Goal | Take each line containing the word "page" and copy it.

=== Listing ===

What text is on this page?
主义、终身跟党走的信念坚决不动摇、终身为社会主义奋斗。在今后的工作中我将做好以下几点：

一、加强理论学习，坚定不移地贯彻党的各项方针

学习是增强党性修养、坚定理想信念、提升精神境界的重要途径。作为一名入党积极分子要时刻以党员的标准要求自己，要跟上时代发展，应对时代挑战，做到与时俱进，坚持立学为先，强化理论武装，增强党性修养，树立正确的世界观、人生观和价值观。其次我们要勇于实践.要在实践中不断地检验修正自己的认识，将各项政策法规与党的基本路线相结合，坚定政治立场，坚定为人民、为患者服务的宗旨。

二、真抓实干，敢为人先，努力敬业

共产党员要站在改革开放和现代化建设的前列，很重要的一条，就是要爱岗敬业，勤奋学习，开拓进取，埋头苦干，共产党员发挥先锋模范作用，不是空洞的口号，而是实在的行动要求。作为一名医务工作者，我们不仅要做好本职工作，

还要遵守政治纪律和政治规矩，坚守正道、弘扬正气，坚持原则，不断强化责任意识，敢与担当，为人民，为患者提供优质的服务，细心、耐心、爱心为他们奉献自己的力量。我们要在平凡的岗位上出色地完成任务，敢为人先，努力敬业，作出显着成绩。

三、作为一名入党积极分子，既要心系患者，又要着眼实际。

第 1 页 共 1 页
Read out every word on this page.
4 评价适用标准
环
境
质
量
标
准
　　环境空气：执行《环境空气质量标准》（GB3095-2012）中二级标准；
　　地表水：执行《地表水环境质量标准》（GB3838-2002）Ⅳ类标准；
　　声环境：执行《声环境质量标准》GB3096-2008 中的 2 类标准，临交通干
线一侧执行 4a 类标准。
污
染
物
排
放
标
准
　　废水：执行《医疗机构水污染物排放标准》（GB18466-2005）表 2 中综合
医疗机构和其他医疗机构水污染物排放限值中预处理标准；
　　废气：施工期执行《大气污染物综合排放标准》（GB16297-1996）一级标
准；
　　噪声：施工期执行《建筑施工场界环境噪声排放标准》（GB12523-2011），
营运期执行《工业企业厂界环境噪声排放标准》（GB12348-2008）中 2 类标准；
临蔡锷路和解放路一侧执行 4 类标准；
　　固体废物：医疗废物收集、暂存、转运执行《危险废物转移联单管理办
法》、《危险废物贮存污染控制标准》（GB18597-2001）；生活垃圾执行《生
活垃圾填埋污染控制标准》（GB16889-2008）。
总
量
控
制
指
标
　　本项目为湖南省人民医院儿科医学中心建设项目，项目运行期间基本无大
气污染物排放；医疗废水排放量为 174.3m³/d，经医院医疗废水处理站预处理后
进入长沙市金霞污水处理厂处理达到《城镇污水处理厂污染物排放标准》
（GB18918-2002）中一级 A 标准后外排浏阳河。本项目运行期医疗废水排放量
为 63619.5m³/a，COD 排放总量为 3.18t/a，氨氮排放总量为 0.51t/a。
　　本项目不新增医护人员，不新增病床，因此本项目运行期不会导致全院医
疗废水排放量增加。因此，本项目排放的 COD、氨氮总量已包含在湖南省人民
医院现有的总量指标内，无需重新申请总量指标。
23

===

Finished task |
What text is on this page?
Read out every word on this page.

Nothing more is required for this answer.